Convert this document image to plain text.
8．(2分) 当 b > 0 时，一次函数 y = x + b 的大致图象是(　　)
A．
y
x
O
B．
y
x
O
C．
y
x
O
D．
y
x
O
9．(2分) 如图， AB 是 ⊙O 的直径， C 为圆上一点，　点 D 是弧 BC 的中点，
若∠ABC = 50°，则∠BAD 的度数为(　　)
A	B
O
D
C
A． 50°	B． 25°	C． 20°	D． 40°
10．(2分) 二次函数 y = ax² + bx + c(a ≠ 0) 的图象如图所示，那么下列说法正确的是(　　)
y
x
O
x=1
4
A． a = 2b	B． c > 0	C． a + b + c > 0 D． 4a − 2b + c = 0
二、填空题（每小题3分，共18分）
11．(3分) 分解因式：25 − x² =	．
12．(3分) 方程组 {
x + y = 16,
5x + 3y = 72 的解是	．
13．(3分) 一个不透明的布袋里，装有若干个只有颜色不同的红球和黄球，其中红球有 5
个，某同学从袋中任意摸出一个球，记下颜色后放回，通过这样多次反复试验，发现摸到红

* * * *

**THE EXERCISE**. Reproduce the listing above word for word.

**SOLUTION FOR THIS TASK**.
Convert this document image to plain text.
8．(2分) 当 b > 0 时，一次函数 y = x + b 的大致图象是(　　)
A．
y
x
O
B．
y
x
O
C．
y
x
O
D．
y
x
O
9．(2分) 如图， AB 是 ⊙O 的直径， C 为圆上一点，　点 D 是弧 BC 的中点，
若∠ABC = 50°，则∠BAD 的度数为(　　)
A	B
O
D
C
A． 50°	B． 25°	C． 20°	D． 40°
10．(2分) 二次函数 y = ax² + bx + c(a ≠ 0) 的图象如图所示，那么下列说法正确的是(　　)
y
x
O
x=1
4
A． a = 2b	B． c > 0	C． a + b + c > 0 D． 4a − 2b + c = 0
二、填空题（每小题3分，共18分）
11．(3分) 分解因式：25 − x² =	．
12．(3分) 方程组 {
x + y = 16,
5x + 3y = 72 的解是	．
13．(3分) 一个不透明的布袋里，装有若干个只有颜色不同的红球和黄球，其中红球有 5
个，某同学从袋中任意摸出一个球，记下颜色后放回，通过这样多次反复试验，发现摸到红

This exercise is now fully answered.